= What is being asked =
Write out the material exactly, without any of its pictures.

--- --- ---

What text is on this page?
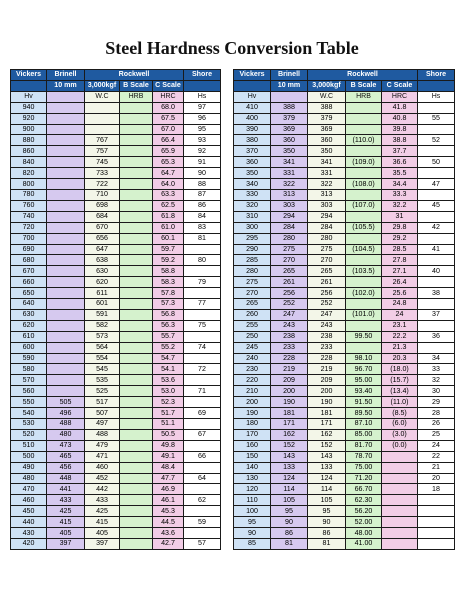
Steel Hardness Conversion Table
Vickers	Brinell	Rockwell			Shore
	10 mm	3,000kgf	B Scale	C Scale	
Hv		W.C	HRB	HRC	Hs
940				68.0	97
920				67.5	96
900				67.0	95
880		767		66.4	93
860		757		65.9	92
840		745		65.3	91
820		733		64.7	90
800		722		64.0	88
780		710		63.3	87
760		698		62.5	86
740		684		61.8	84
720		670		61.0	83
700		656		60.1	81
690		647		59.7	
680		638		59.2	80
670		630		58.8	
660		620		58.3	79
650		611		57.8	
640		601		57.3	77
630		591		56.8	
620		582		56.3	75
610		573		55.7	
600		564		55.2	74
590		554		54.7	
580		545		54.1	72
570		535		53.6	
560		525		53.0	71
550	505	517		52.3	
540	496	507		51.7	69
530	488	497		51.1	
520	480	488		50.5	67
510	473	479		49.8	
500	465	471		49.1	66
490	456	460		48.4	
480	448	452		47.7	64
470	441	442		46.9	
460	433	433		46.1	62
450	425	425		45.3	
440	415	415		44.5	59
430	405	405		43.6	
420	397	397		42.7	57
Vickers	Brinell	Rockwell			Shore
	10 mm	3,000kgf	B Scale	C Scale	
Hv		W.C	HRB	HRC	Hs
410	388	388		41.8	
400	379	379		40.8	55
390	369	369		39.8	
380	360	360	(110.0)	38.8	52
370	350	350		37.7	
360	341	341	(109.0)	36.6	50
350	331	331		35.5	
340	322	322	(108.0)	34.4	47
330	313	313		33.3	
320	303	303	(107.0)	32.2	45
310	294	294		31	
300	284	284	(105.5)	29.8	42
295	280	280		29.2	
290	275	275	(104.5)	28.5	41
285	270	270		27.8	
280	265	265	(103.5)	27.1	40
275	261	261		26.4	
270	256	256	(102.0)	25.6	38
265	252	252		24.8	
260	247	247	(101.0)	24	37
255	243	243		23.1	
250	238	238	99.50	22.2	36
245	233	233		21.3	
240	228	228	98.10	20.3	34
230	219	219	96.70	(18.0)	33
220	209	209	95.00	(15.7)	32
210	200	200	93.40	(13.4)	30
200	190	190	91.50	(11.0)	29
190	181	181	89.50	(8.5)	28
180	171	171	87.10	(6.0)	26
170	162	162	85.00	(3.0)	25
160	152	152	81.70	(0.0)	24
150	143	143	78.70		22
140	133	133	75.00		21
130	124	124	71.20		20
120	114	114	66.70		18
110	105	105	62.30		
100	95	95	56.20		
95	90	90	52.00		
90	86	86	48.00		
85	81	81	41.00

--- --- ---

= Reply to the exercise =
What text is on this page?
Steel Hardness Conversion Table
Vickers	Brinell	Rockwell			Shore
	10 mm	3,000kgf	B Scale	C Scale	
Hv		W.C	HRB	HRC	Hs
940				68.0	97
920				67.5	96
900				67.0	95
880		767		66.4	93
860		757		65.9	92
840		745		65.3	91
820		733		64.7	90
800		722		64.0	88
780		710		63.3	87
760		698		62.5	86
740		684		61.8	84
720		670		61.0	83
700		656		60.1	81
690		647		59.7	
680		638		59.2	80
670		630		58.8	
660		620		58.3	79
650		611		57.8	
640		601		57.3	77
630		591		56.8	
620		582		56.3	75
610		573		55.7	
600		564		55.2	74
590		554		54.7	
580		545		54.1	72
570		535		53.6	
560		525		53.0	71
550	505	517		52.3	
540	496	507		51.7	69
530	488	497		51.1	
520	480	488		50.5	67
510	473	479		49.8	
500	465	471		49.1	66
490	456	460		48.4	
480	448	452		47.7	64
470	441	442		46.9	
460	433	433		46.1	62
450	425	425		45.3	
440	415	415		44.5	59
430	405	405		43.6	
420	397	397		42.7	57
Vickers	Brinell	Rockwell			Shore
	10 mm	3,000kgf	B Scale	C Scale	
Hv		W.C	HRB	HRC	Hs
410	388	388		41.8	
400	379	379		40.8	55
390	369	369		39.8	
380	360	360	(110.0)	38.8	52
370	350	350		37.7	
360	341	341	(109.0)	36.6	50
350	331	331		35.5	
340	322	322	(108.0)	34.4	47
330	313	313		33.3	
320	303	303	(107.0)	32.2	45
310	294	294		31	
300	284	284	(105.5)	29.8	42
295	280	280		29.2	
290	275	275	(104.5)	28.5	41
285	270	270		27.8	
280	265	265	(103.5)	27.1	40
275	261	261		26.4	
270	256	256	(102.0)	25.6	38
265	252	252		24.8	
260	247	247	(101.0)	24	37
255	243	243		23.1	
250	238	238	99.50	22.2	36
245	233	233		21.3	
240	228	228	98.10	20.3	34
230	219	219	96.70	(18.0)	33
220	209	209	95.00	(15.7)	32
210	200	200	93.40	(13.4)	30
200	190	190	91.50	(11.0)	29
190	181	181	89.50	(8.5)	28
180	171	171	87.10	(6.0)	26
170	162	162	85.00	(3.0)	25
160	152	152	81.70	(0.0)	24
150	143	143	78.70		22
140	133	133	75.00		21
130	124	124	71.20		20
120	114	114	66.70		18
110	105	105	62.30		
100	95	95	56.20		
95	90	90	52.00		
90	86	86	48.00		
85	81	81	41.00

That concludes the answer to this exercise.